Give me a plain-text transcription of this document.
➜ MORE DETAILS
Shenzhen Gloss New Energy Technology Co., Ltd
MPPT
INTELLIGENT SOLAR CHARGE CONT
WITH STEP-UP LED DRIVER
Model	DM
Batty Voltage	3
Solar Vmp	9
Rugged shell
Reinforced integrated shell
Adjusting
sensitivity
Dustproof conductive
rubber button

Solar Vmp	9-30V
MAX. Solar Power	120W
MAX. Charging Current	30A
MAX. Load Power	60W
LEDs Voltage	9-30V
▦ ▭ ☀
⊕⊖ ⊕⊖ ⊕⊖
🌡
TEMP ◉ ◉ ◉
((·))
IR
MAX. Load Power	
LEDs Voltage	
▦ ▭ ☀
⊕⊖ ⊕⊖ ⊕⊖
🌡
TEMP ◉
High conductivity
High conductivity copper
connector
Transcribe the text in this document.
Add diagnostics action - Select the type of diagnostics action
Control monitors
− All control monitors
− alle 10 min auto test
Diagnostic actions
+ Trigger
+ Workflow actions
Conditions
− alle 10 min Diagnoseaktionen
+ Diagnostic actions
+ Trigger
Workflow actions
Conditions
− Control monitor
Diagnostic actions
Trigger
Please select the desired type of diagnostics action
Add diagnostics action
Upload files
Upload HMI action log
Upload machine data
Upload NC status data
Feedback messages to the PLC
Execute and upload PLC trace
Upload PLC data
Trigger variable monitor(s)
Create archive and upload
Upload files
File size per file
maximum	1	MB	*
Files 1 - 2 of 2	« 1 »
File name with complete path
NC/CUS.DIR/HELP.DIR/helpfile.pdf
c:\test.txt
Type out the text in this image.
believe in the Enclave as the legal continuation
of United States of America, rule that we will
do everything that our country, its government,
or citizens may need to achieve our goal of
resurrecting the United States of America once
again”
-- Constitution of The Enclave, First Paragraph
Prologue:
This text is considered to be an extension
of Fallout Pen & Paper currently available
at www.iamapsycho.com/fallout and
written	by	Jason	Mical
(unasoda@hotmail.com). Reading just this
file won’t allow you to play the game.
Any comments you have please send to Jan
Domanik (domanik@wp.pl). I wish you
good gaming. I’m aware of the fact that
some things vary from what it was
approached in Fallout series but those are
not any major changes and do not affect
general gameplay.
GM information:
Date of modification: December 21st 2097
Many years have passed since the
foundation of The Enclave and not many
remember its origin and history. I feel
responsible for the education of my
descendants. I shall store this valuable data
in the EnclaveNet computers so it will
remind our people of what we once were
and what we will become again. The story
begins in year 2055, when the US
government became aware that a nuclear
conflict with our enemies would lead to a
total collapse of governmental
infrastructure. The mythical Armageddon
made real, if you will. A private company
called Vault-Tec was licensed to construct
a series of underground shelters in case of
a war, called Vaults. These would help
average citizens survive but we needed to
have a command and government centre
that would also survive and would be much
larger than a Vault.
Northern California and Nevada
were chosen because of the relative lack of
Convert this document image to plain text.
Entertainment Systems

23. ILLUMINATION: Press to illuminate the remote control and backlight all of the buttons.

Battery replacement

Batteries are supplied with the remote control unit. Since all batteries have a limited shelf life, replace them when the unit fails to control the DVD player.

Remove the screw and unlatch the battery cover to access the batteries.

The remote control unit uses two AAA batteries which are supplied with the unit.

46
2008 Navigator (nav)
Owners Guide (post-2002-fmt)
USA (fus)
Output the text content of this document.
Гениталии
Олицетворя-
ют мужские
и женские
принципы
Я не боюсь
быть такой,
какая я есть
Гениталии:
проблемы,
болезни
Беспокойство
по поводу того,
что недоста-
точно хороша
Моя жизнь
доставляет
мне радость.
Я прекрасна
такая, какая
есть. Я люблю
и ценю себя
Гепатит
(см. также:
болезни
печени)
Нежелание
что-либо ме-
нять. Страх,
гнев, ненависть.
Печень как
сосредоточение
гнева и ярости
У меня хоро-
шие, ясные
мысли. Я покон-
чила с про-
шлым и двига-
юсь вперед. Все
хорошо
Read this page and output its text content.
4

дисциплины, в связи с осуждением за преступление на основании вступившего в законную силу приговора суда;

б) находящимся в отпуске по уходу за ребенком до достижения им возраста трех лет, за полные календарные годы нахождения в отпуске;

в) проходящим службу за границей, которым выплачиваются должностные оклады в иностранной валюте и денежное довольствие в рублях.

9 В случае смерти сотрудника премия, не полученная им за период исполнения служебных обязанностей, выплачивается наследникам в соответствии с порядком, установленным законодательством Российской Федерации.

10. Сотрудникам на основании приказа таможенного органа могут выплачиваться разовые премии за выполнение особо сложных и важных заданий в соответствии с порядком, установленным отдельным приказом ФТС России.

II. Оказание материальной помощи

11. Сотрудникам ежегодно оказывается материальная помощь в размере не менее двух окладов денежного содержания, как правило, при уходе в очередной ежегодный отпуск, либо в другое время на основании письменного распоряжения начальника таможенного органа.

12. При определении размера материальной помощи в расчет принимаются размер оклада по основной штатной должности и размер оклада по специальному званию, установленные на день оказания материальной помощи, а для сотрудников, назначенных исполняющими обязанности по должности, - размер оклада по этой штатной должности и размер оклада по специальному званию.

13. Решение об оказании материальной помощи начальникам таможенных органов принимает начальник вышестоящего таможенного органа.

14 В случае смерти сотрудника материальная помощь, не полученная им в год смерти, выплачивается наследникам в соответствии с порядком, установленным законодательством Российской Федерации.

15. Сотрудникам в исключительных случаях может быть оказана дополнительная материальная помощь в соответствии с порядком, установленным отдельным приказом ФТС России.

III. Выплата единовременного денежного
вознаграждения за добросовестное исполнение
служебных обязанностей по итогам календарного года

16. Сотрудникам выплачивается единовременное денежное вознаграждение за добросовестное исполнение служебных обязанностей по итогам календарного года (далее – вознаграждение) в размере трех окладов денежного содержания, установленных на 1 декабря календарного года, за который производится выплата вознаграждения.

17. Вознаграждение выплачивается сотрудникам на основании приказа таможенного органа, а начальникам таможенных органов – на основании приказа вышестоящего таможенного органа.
+++
Your answer should be a single number: the count of lines containing the word "Workflow".

**EXPECTED ANSWER**
2